(Goal): The records should be repeated word for word, pictures excluded.

(Extracted information):
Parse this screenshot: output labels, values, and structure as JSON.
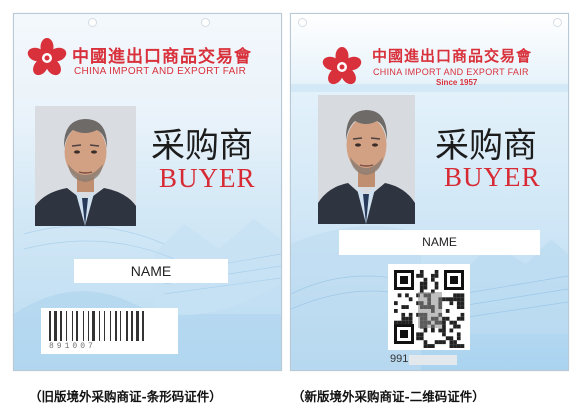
{
  "old_badge": {
    "fair_name_cn": "中國進出口商品交易會",
    "fair_name_en": "CHINA IMPORT AND EXPORT FAIR",
    "role_cn": "采购商",
    "role_en": "BUYER",
    "name_field": "NAME",
    "barcode_number": "891007",
    "code_type": "barcode"
  },
  "new_badge": {
    "fair_name_cn": "中國進出口商品交易會",
    "fair_name_en": "CHINA IMPORT AND EXPORT FAIR",
    "since": "Since 1957",
    "role_cn": "采购商",
    "role_en": "BUYER",
    "name_field": "NAME",
    "qr_number": "991",
    "code_type": "qr-code"
  },
  "captions": {
    "old": "（旧版境外采购商证-条形码证件）",
    "new": "（新版境外采购商证-二维码证件）"
  },
  "colors": {
    "brand_red": "#d9313b",
    "badge_blue": "#cfe6f6",
    "logo_icon": "canton-fair-flower-logo",
    "portrait": "man-in-suit-portrait"
  }
}
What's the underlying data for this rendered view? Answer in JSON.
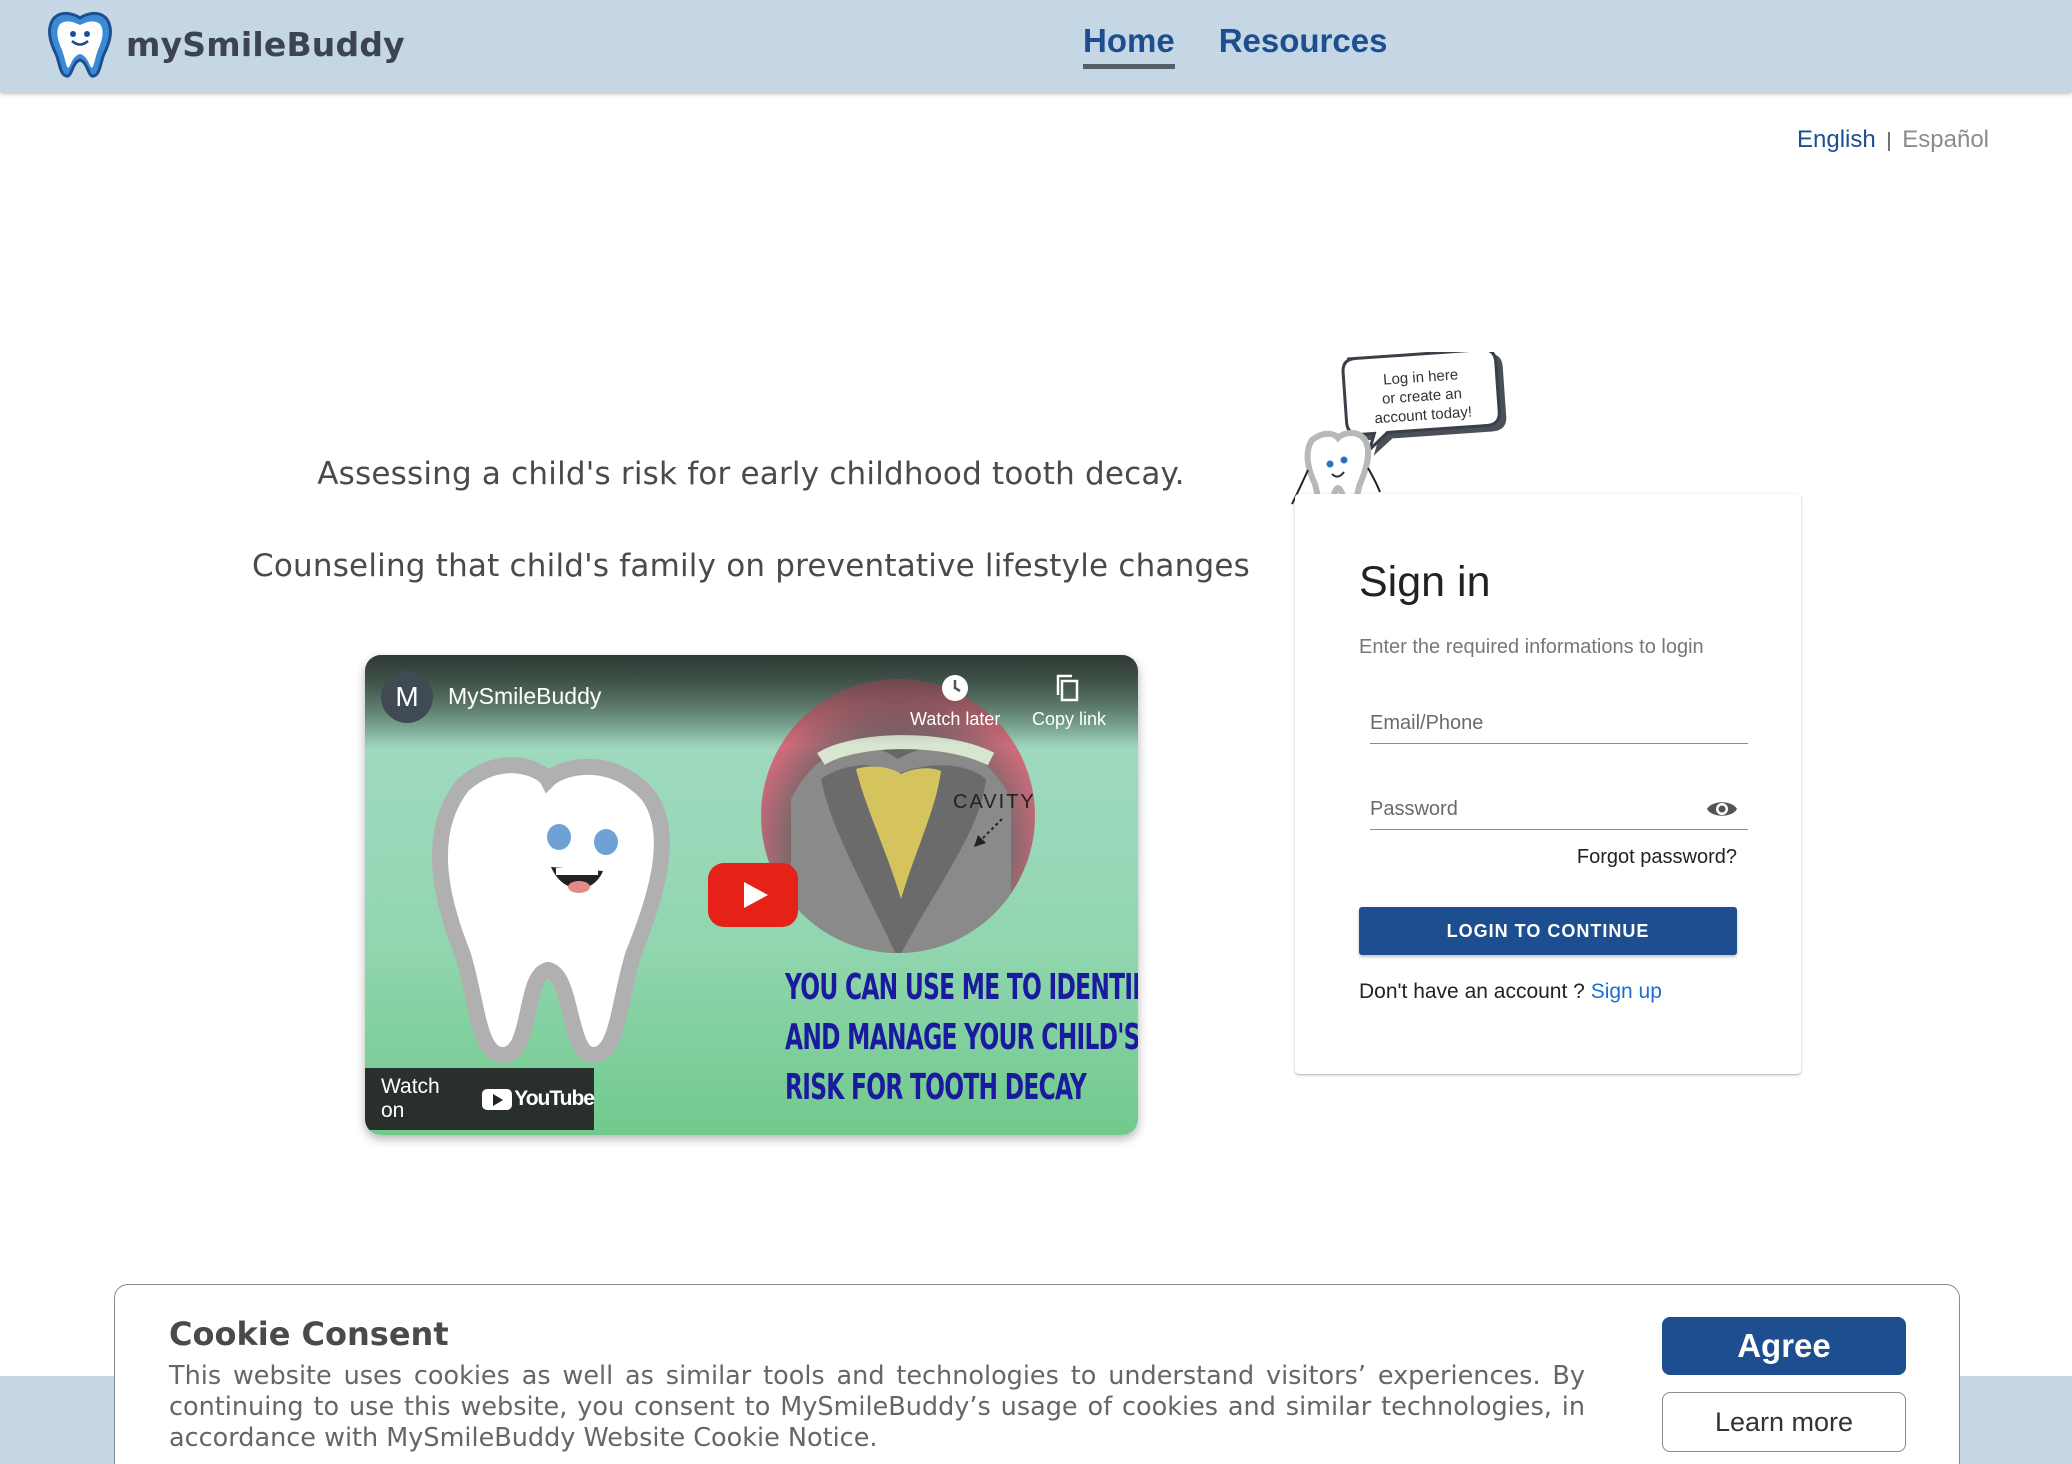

(Task response):
Parse this screenshot: output labels, values, and structure as JSON.
{
  "old_badge": {
    "fair_name_cn": "中國進出口商品交易會",
    "fair_name_en": "CHINA IMPORT AND EXPORT FAIR",
    "role_cn": "采购商",
    "role_en": "BUYER",
    "name_field": "NAME",
    "barcode_number": "891007",
    "code_type": "barcode"
  },
  "new_badge": {
    "fair_name_cn": "中國進出口商品交易會",
    "fair_name_en": "CHINA IMPORT AND EXPORT FAIR",
    "since": "Since 1957",
    "role_cn": "采购商",
    "role_en": "BUYER",
    "name_field": "NAME",
    "qr_number": "991",
    "code_type": "qr-code"
  },
  "captions": {
    "old": "（旧版境外采购商证-条形码证件）",
    "new": "（新版境外采购商证-二维码证件）"
  },
  "colors": {
    "brand_red": "#d9313b",
    "badge_blue": "#cfe6f6",
    "logo_icon": "canton-fair-flower-logo",
    "portrait": "man-in-suit-portrait"
  }
}
What's the underlying data for this rendered view? Answer in JSON.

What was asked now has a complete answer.